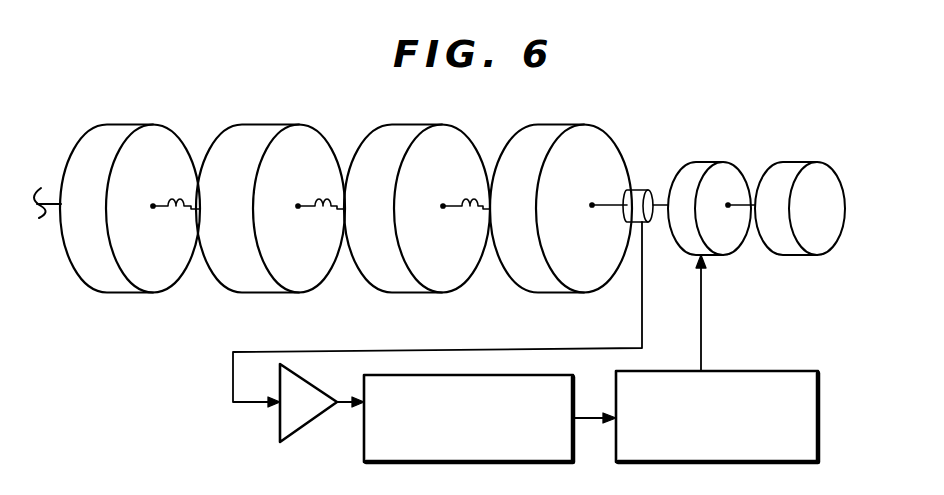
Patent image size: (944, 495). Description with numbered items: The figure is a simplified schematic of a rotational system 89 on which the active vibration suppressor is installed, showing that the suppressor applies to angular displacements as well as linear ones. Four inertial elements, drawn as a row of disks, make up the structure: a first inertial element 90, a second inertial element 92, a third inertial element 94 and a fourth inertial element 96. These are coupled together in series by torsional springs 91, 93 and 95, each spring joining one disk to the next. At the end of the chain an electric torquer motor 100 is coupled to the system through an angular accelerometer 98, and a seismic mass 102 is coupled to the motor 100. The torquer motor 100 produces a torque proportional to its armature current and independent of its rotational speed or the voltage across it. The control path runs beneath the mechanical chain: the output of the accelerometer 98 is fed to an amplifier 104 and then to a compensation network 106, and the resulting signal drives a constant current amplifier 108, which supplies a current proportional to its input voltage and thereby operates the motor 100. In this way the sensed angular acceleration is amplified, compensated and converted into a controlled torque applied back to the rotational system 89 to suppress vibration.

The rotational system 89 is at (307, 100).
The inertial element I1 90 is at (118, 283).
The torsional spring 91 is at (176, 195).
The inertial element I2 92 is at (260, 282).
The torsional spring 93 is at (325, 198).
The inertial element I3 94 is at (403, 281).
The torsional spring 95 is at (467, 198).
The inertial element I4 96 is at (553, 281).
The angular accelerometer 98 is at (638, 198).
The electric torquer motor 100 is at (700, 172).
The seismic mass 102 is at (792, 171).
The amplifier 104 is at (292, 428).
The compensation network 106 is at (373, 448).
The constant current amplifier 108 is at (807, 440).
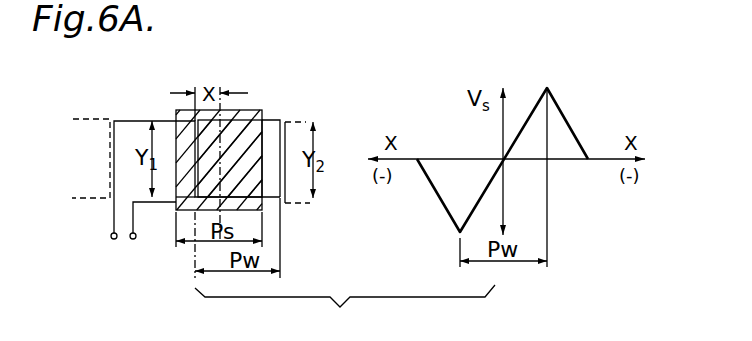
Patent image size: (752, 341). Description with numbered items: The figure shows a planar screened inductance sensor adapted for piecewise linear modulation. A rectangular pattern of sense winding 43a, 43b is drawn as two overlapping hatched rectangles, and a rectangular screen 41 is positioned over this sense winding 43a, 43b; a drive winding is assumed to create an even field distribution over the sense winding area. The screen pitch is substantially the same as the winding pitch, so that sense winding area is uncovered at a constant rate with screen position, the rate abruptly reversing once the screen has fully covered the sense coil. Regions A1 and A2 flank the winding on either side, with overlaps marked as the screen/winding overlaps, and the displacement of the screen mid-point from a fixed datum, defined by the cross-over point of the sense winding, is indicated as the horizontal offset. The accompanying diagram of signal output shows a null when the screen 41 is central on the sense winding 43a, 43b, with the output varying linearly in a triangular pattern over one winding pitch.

--

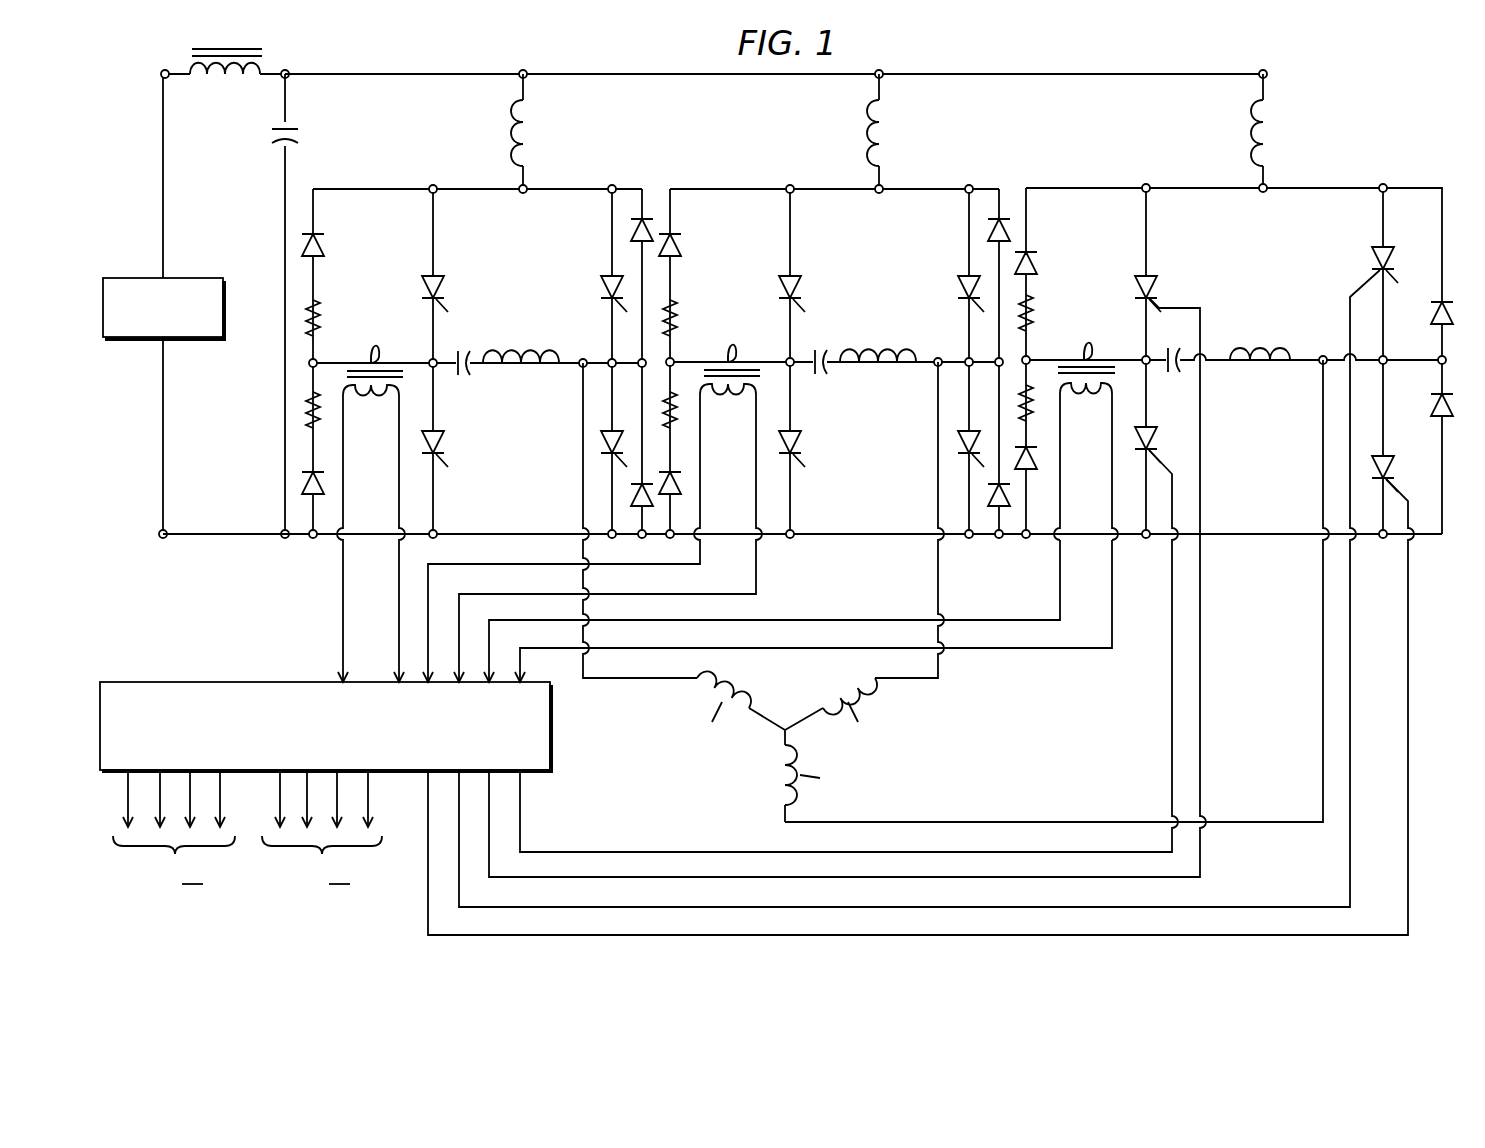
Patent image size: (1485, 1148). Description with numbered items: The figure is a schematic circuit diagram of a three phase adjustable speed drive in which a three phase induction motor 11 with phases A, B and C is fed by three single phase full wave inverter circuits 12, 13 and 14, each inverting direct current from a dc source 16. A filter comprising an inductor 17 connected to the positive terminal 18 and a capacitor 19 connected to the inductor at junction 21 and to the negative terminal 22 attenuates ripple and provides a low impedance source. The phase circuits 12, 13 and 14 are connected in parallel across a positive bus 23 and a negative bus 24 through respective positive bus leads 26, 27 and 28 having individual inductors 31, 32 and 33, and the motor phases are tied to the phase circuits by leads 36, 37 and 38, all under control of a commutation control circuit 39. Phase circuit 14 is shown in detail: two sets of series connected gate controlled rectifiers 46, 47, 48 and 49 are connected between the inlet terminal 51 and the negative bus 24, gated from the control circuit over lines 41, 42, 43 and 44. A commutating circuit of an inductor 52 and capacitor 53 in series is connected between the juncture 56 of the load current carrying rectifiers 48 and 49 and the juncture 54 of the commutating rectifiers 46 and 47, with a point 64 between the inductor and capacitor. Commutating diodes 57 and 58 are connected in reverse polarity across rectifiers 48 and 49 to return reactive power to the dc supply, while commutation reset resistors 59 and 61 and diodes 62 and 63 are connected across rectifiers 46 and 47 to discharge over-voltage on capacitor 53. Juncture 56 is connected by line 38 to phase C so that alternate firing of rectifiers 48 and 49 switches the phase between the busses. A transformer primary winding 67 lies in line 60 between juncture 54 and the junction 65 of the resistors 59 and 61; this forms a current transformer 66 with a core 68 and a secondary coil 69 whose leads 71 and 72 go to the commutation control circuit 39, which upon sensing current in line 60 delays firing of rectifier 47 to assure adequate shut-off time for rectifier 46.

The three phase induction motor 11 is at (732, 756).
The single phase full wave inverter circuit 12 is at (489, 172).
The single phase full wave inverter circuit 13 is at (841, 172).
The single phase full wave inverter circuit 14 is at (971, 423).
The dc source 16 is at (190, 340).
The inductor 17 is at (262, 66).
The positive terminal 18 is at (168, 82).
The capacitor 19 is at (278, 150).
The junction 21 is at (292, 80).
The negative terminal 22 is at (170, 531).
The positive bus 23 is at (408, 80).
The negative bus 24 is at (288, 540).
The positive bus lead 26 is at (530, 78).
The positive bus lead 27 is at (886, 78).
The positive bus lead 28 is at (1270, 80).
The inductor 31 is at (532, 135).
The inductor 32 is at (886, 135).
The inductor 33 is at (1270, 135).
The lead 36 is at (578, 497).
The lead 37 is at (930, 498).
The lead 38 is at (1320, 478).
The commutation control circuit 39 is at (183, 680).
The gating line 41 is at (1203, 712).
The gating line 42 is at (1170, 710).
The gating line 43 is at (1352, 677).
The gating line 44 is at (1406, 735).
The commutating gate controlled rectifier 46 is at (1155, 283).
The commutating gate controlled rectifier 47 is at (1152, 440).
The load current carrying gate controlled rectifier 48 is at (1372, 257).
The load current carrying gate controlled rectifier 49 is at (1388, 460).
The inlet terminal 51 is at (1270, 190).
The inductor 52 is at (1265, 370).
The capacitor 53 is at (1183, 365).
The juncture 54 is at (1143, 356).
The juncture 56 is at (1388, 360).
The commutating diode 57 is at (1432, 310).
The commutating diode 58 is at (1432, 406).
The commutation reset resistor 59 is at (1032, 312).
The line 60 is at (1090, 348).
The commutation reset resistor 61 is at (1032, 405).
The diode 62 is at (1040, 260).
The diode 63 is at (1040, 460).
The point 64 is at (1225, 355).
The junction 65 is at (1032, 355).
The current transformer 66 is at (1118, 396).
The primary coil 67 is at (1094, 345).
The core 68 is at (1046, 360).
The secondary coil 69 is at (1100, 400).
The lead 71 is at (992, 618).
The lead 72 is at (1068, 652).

* * *

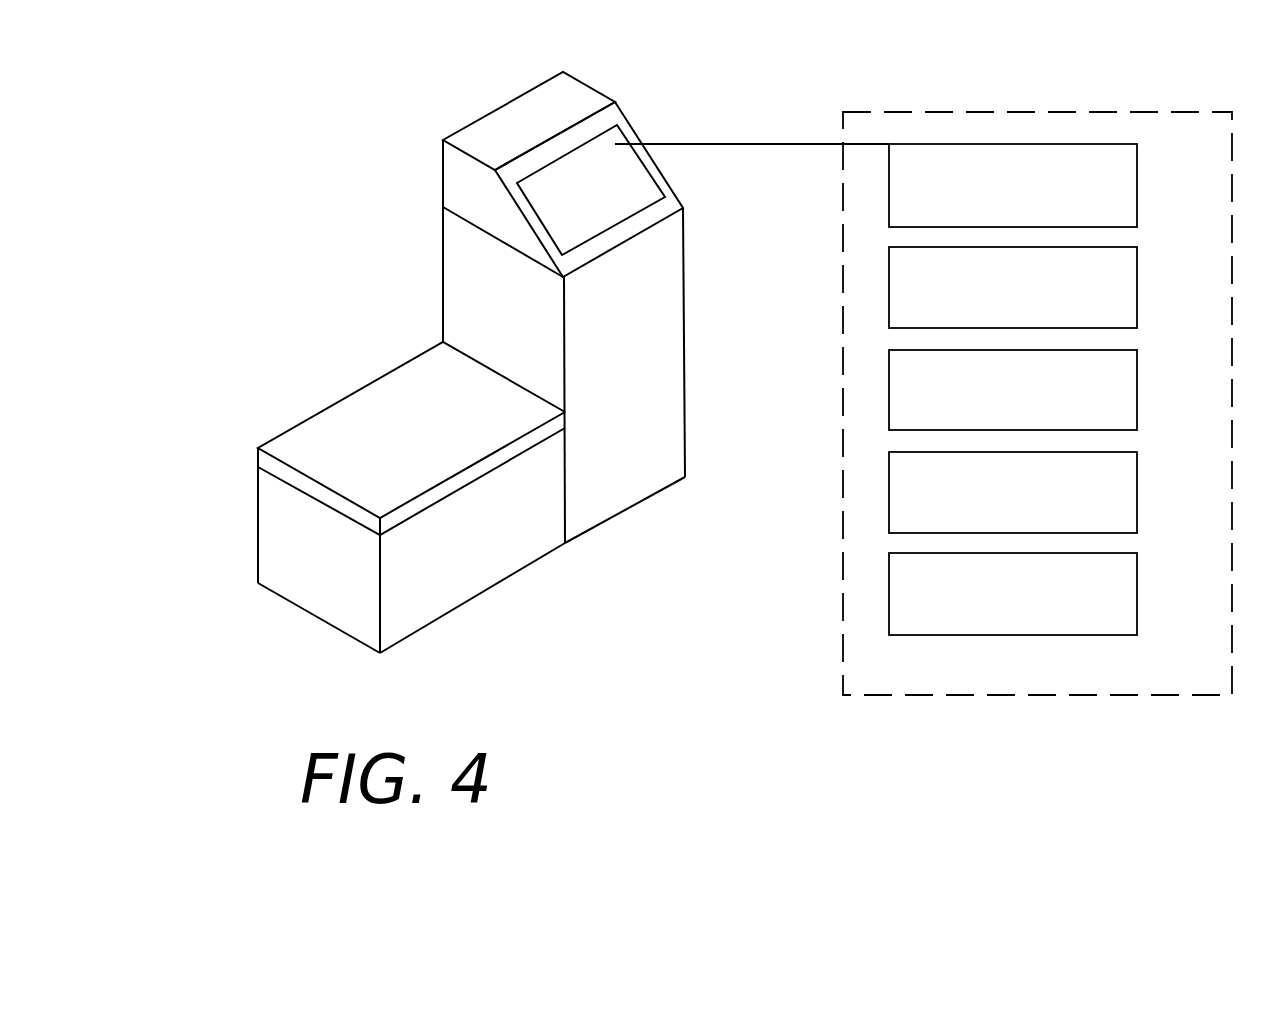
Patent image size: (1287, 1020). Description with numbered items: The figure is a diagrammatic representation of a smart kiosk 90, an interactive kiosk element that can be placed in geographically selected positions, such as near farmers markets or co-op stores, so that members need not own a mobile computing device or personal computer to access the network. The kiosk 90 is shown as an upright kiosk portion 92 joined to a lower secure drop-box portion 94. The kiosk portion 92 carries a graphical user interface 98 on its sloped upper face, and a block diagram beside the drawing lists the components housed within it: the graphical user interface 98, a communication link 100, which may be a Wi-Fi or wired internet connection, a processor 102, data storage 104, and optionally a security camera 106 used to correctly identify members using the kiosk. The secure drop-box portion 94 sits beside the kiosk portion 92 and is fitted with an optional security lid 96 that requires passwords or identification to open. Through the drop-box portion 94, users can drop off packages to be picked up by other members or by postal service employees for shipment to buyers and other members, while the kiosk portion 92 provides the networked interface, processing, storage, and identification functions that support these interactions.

# Stated goal
Rewrite the lines between the one holding "Patent image size: (944, 495)." and the one holding "The torsional spring 91 is at (176, 195).", both included, changing "schematic" to "diagram" and leaving everything else the same. Give back only those lines.

# Solution for this exercise
Patent image size: (944, 495). Description with numbered items: The figure is a simplified diagram of a rotational system 89 on which the active vibration suppressor is installed, showing that the suppressor applies to angular displacements as well as linear ones. Four inertial elements, drawn as a row of disks, make up the structure: a first inertial element 90, a second inertial element 92, a third inertial element 94 and a fourth inertial element 96. These are coupled together in series by torsional springs 91, 93 and 95, each spring joining one disk to the next. At the end of the chain an electric torquer motor 100 is coupled to the system through an angular accelerometer 98, and a seismic mass 102 is coupled to the motor 100. The torquer motor 100 produces a torque proportional to its armature current and independent of its rotational speed or the voltage across it. The control path runs beneath the mechanical chain: the output of the accelerometer 98 is fed to an amplifier 104 and then to a compensation network 106, and the resulting signal drives a constant current amplifier 108, which supplies a current proportional to its input voltage and thereby operates the motor 100. In this way the sensed angular acceleration is amplified, compensated and converted into a controlled torque applied back to the rotational system 89 to suppress vibration.

The rotational system 89 is at (307, 100).
The inertial element I1 90 is at (118, 283).
The torsional spring 91 is at (176, 195).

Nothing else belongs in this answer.